* START MATERIAL TO PROCESS *

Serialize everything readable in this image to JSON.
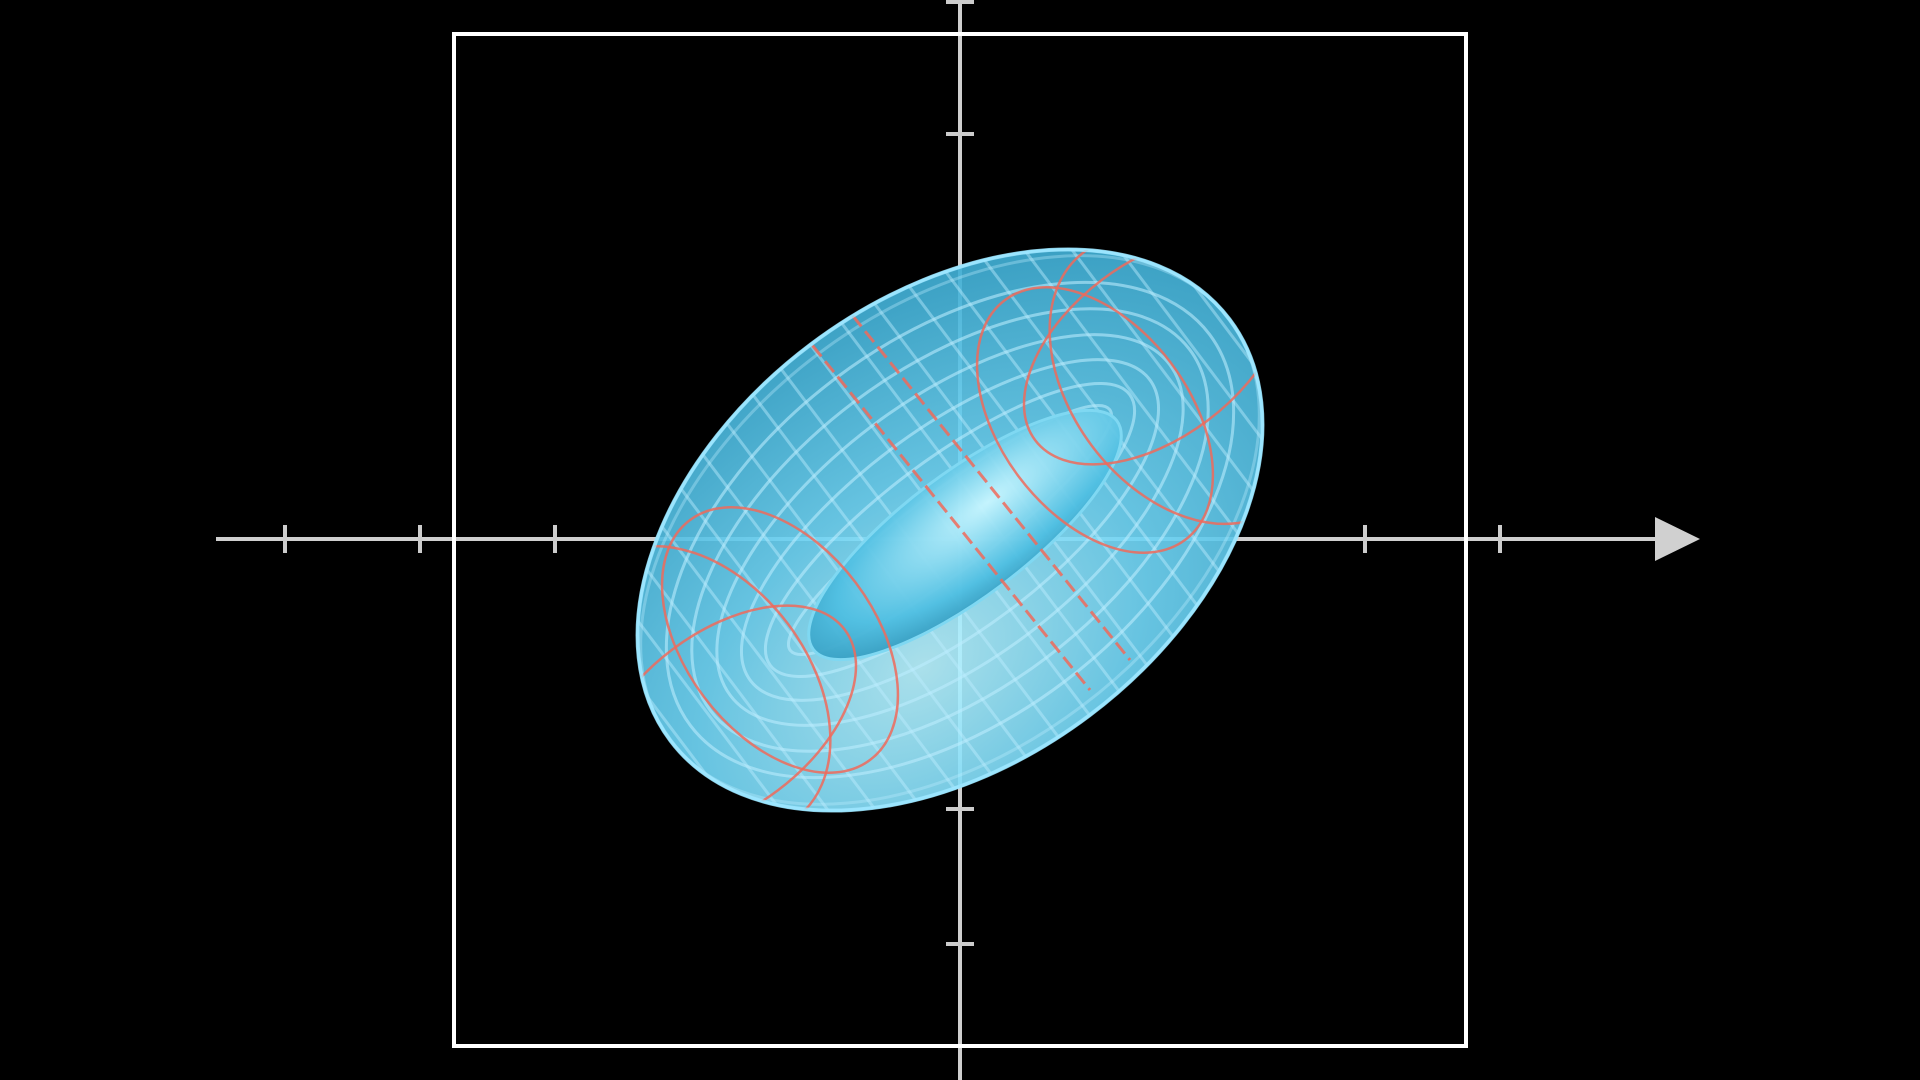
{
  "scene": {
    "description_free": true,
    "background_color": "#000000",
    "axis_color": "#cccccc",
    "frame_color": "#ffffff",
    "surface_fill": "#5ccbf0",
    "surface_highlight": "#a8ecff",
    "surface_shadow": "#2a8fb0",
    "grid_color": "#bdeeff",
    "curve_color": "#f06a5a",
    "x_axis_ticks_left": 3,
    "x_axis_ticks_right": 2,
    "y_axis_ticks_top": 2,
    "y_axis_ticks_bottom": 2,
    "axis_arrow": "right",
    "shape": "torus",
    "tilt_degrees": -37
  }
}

* END MATERIAL TO PROCESS *

TO DO: Transcribe the records above verbatim. Do not carry over any picture.

RIGHT ANSWER:
Serialize everything readable in this image to JSON.
{
  "scene": {
    "description_free": true,
    "background_color": "#000000",
    "axis_color": "#cccccc",
    "frame_color": "#ffffff",
    "surface_fill": "#5ccbf0",
    "surface_highlight": "#a8ecff",
    "surface_shadow": "#2a8fb0",
    "grid_color": "#bdeeff",
    "curve_color": "#f06a5a",
    "x_axis_ticks_left": 3,
    "x_axis_ticks_right": 2,
    "y_axis_ticks_top": 2,
    "y_axis_ticks_bottom": 2,
    "axis_arrow": "right",
    "shape": "torus",
    "tilt_degrees": -37
  }
}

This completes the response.